:: Data provided ::

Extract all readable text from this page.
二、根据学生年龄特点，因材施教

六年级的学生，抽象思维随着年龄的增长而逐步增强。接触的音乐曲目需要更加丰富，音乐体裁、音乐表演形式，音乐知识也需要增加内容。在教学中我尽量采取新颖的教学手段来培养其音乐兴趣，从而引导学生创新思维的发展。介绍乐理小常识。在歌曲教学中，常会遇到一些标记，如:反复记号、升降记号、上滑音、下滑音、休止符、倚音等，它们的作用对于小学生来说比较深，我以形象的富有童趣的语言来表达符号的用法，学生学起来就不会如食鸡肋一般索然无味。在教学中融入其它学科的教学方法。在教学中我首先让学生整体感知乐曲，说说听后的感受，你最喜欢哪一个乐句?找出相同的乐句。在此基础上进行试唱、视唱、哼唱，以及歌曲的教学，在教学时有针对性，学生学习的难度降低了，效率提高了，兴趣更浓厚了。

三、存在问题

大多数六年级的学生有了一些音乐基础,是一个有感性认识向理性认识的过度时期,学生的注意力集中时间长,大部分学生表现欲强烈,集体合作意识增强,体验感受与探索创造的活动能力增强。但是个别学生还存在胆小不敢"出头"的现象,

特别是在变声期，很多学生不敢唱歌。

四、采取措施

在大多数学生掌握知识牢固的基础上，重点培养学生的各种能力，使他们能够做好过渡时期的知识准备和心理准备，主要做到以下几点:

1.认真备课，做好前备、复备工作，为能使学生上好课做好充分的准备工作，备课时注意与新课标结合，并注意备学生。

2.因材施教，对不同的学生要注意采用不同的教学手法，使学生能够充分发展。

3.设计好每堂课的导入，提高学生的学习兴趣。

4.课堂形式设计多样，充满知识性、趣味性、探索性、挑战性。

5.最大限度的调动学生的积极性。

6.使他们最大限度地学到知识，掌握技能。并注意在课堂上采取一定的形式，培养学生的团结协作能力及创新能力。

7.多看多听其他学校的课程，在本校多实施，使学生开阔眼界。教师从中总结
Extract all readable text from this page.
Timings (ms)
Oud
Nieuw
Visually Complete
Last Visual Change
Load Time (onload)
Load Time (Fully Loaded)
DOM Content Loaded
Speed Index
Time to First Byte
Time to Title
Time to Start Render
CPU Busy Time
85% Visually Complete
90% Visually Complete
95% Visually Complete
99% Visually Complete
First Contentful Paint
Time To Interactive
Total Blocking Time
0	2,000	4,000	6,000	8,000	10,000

:::

→ **Problem requirements**: From the listing above, copy every line that holds the string "Time".

→ **Final result**:
Load Time (onload)
Load Time (Fully Loaded)
Time to First Byte
Time to Title
Time to Start Render
CPU Busy Time
Time To Interactive
Total Blocking Time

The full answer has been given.